Personal information
- Born: 30 June 1990 (age 35) Winnipeg, Manitoba, Canada
- Height: 166 cm (5 ft 5 in)
- Weight: 59 kg (130 lb)

Team information
- Discipline: Road
- Role: Rider
- Rider type: All-rounder

Professional teams
- 2011: Colavita–Forno d'Asolo
- 2012–2015: Optum Pro Cycling
- 2016–2022: Team Liv–Plantur

Major wins
- 2016 Giro d'Italia prologue victory 2017 TTT World Champion 10x Canadian National Champion

Medal record
Women's road bicycle racing
Representing Canada
Pan American Championships
| Silver medal – second place | 2012 Mar del Plata | Road race |

= Leah Kirchmann =

Canadian cyclist

Leah Kirchmann (born 30 June 1990) is a Canadian racing cyclist. She competed for Team Canada at the Rio 2016, and Tokyo 2021 Olympic Games in the sport of road cycling. In 2017, she won the Team-Time-Trial World Championships with Team Sunweb in Bergen, Norway. At the 2014 Global Relay Canadian Road Championships, held in Lac-Mégantic, Quebec, she won the road race, time trial and the criterium, becoming the first woman to win all three titles in the same year.

### Given task 1
Which teams appear under the "Professional teams" heading in the text about Leah Kirchmann?

(Layout element annotations)
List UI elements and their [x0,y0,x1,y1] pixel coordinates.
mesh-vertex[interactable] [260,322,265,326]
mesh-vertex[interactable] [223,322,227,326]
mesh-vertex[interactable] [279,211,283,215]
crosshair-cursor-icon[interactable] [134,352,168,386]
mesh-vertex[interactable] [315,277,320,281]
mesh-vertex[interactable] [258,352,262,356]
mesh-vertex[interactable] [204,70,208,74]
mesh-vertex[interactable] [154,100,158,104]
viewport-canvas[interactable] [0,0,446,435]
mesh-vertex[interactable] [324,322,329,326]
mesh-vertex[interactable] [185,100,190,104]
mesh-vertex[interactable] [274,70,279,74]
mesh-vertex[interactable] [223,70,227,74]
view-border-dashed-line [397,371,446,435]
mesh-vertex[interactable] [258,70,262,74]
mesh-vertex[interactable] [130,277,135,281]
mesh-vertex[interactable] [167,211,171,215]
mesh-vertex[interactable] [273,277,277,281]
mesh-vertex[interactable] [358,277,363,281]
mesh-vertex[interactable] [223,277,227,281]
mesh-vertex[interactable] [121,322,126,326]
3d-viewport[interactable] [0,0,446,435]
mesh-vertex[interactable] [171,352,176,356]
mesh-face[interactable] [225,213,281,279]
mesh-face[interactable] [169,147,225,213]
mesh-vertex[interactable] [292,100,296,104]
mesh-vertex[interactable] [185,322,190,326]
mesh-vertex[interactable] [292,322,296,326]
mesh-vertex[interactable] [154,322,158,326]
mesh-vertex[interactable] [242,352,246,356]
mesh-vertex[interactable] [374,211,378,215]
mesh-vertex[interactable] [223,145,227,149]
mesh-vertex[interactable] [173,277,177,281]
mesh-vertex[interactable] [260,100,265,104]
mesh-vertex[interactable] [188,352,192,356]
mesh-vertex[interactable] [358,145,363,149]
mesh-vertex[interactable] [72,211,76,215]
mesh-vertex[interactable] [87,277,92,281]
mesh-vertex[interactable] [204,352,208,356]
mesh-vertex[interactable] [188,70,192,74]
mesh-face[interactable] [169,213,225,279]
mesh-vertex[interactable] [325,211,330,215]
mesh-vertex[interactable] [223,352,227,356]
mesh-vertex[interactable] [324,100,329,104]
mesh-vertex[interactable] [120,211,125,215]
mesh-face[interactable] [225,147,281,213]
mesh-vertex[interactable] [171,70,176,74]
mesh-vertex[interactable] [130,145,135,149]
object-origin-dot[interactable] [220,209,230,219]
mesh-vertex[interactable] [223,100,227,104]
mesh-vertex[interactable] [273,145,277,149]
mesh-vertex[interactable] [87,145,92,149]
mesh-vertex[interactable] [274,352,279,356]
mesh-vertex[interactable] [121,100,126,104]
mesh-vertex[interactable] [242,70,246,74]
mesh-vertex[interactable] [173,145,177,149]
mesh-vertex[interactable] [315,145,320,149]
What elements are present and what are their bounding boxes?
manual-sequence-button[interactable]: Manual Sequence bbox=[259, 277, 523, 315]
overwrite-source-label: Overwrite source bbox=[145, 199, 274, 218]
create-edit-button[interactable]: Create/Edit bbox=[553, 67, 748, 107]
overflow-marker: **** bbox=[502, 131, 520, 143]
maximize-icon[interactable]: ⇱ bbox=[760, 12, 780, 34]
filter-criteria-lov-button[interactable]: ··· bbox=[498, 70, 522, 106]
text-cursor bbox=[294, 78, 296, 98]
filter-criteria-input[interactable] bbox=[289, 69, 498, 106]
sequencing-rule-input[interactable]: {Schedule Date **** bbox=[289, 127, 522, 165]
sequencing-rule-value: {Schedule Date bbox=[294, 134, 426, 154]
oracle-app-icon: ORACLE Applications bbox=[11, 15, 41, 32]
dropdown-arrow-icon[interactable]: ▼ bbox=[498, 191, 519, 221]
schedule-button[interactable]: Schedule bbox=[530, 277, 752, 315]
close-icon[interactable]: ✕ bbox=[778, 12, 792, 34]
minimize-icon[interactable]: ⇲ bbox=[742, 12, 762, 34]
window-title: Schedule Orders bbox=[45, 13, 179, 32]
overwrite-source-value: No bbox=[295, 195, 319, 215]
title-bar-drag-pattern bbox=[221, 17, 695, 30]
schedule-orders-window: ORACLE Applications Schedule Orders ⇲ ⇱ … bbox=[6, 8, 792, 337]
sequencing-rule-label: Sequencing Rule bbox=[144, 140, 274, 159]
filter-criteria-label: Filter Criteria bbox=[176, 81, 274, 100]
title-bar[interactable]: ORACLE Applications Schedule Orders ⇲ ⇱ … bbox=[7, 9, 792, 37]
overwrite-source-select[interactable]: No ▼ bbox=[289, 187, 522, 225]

### Given task 2
Write out the lines of the entries as a numbered list, from the first line of the entries up to and including the line with "mesh-face[interactable] [169,147,225,213]". Omit blank lines.

### Finished answer 1
Colavita–Forno d'Asolo
Optum Pro Cycling
Team Liv–Plantur

### Finished answer 2
1. List UI elements and their [x0,y0,x1,y1] pixel coordinates.
2. mesh-vertex[interactable] [260,322,265,326]
3. mesh-vertex[interactable] [223,322,227,326]
4. mesh-vertex[interactable] [279,211,283,215]
5. crosshair-cursor-icon[interactable] [134,352,168,386]
6. mesh-vertex[interactable] [315,277,320,281]
7. mesh-vertex[interactable] [258,352,262,356]
8. mesh-vertex[interactable] [204,70,208,74]
9. mesh-vertex[interactable] [154,100,158,104]
10. viewport-canvas[interactable] [0,0,446,435]
11. mesh-vertex[interactable] [324,322,329,326]
12. mesh-vertex[interactable] [185,100,190,104]
13. mesh-vertex[interactable] [274,70,279,74]
14. mesh-vertex[interactable] [223,70,227,74]
15. view-border-dashed-line [397,371,446,435]
16. mesh-vertex[interactable] [258,70,262,74]
17. mesh-vertex[interactable] [130,277,135,281]
18. mesh-vertex[interactable] [167,211,171,215]
19. mesh-vertex[interactable] [273,277,277,281]
20. mesh-vertex[interactable] [358,277,363,281]
21. mesh-vertex[interactable] [223,277,227,281]
22. mesh-vertex[interactable] [121,322,126,326]
23. 3d-viewport[interactable] [0,0,446,435]
24. mesh-vertex[interactable] [171,352,176,356]
25. mesh-face[interactable] [225,213,281,279]
26. mesh-face[interactable] [169,147,225,213]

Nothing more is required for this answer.